— Directions for this task —
Restate the records below word for word.

# start of Provided information

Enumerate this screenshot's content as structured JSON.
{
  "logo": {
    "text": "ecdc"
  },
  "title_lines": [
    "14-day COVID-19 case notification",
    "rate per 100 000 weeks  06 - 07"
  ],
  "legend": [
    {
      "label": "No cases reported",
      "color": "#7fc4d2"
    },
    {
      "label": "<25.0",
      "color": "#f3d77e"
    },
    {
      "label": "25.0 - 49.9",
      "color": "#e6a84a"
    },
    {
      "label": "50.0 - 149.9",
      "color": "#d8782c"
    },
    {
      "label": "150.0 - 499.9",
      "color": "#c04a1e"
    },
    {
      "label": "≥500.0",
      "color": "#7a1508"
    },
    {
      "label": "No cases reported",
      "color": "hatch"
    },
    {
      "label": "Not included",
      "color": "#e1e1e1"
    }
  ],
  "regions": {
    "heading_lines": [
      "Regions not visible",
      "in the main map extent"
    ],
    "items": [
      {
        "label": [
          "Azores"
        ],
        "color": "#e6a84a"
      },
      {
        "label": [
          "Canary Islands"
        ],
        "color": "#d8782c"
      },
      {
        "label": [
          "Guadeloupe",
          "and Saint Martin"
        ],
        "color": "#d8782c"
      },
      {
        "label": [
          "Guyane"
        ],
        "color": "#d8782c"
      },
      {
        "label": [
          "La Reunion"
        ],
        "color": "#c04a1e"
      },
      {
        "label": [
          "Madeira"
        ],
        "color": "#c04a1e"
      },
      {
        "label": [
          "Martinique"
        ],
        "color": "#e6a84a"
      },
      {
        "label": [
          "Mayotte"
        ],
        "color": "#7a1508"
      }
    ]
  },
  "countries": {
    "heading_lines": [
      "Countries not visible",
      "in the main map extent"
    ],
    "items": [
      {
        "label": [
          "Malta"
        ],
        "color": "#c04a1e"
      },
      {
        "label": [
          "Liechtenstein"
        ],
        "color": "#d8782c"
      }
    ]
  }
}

# end of Provided information

— Expected answer —
Enumerate this screenshot's content as structured JSON.
{
  "logo": {
    "text": "ecdc"
  },
  "title_lines": [
    "14-day COVID-19 case notification",
    "rate per 100 000 weeks  06 - 07"
  ],
  "legend": [
    {
      "label": "No cases reported",
      "color": "#7fc4d2"
    },
    {
      "label": "<25.0",
      "color": "#f3d77e"
    },
    {
      "label": "25.0 - 49.9",
      "color": "#e6a84a"
    },
    {
      "label": "50.0 - 149.9",
      "color": "#d8782c"
    },
    {
      "label": "150.0 - 499.9",
      "color": "#c04a1e"
    },
    {
      "label": "≥500.0",
      "color": "#7a1508"
    },
    {
      "label": "No cases reported",
      "color": "hatch"
    },
    {
      "label": "Not included",
      "color": "#e1e1e1"
    }
  ],
  "regions": {
    "heading_lines": [
      "Regions not visible",
      "in the main map extent"
    ],
    "items": [
      {
        "label": [
          "Azores"
        ],
        "color": "#e6a84a"
      },
      {
        "label": [
          "Canary Islands"
        ],
        "color": "#d8782c"
      },
      {
        "label": [
          "Guadeloupe",
          "and Saint Martin"
        ],
        "color": "#d8782c"
      },
      {
        "label": [
          "Guyane"
        ],
        "color": "#d8782c"
      },
      {
        "label": [
          "La Reunion"
        ],
        "color": "#c04a1e"
      },
      {
        "label": [
          "Madeira"
        ],
        "color": "#c04a1e"
      },
      {
        "label": [
          "Martinique"
        ],
        "color": "#e6a84a"
      },
      {
        "label": [
          "Mayotte"
        ],
        "color": "#7a1508"
      }
    ]
  },
  "countries": {
    "heading_lines": [
      "Countries not visible",
      "in the main map extent"
    ],
    "items": [
      {
        "label": [
          "Malta"
        ],
        "color": "#c04a1e"
      },
      {
        "label": [
          "Liechtenstein"
        ],
        "color": "#d8782c"
      }
    ]
  }
}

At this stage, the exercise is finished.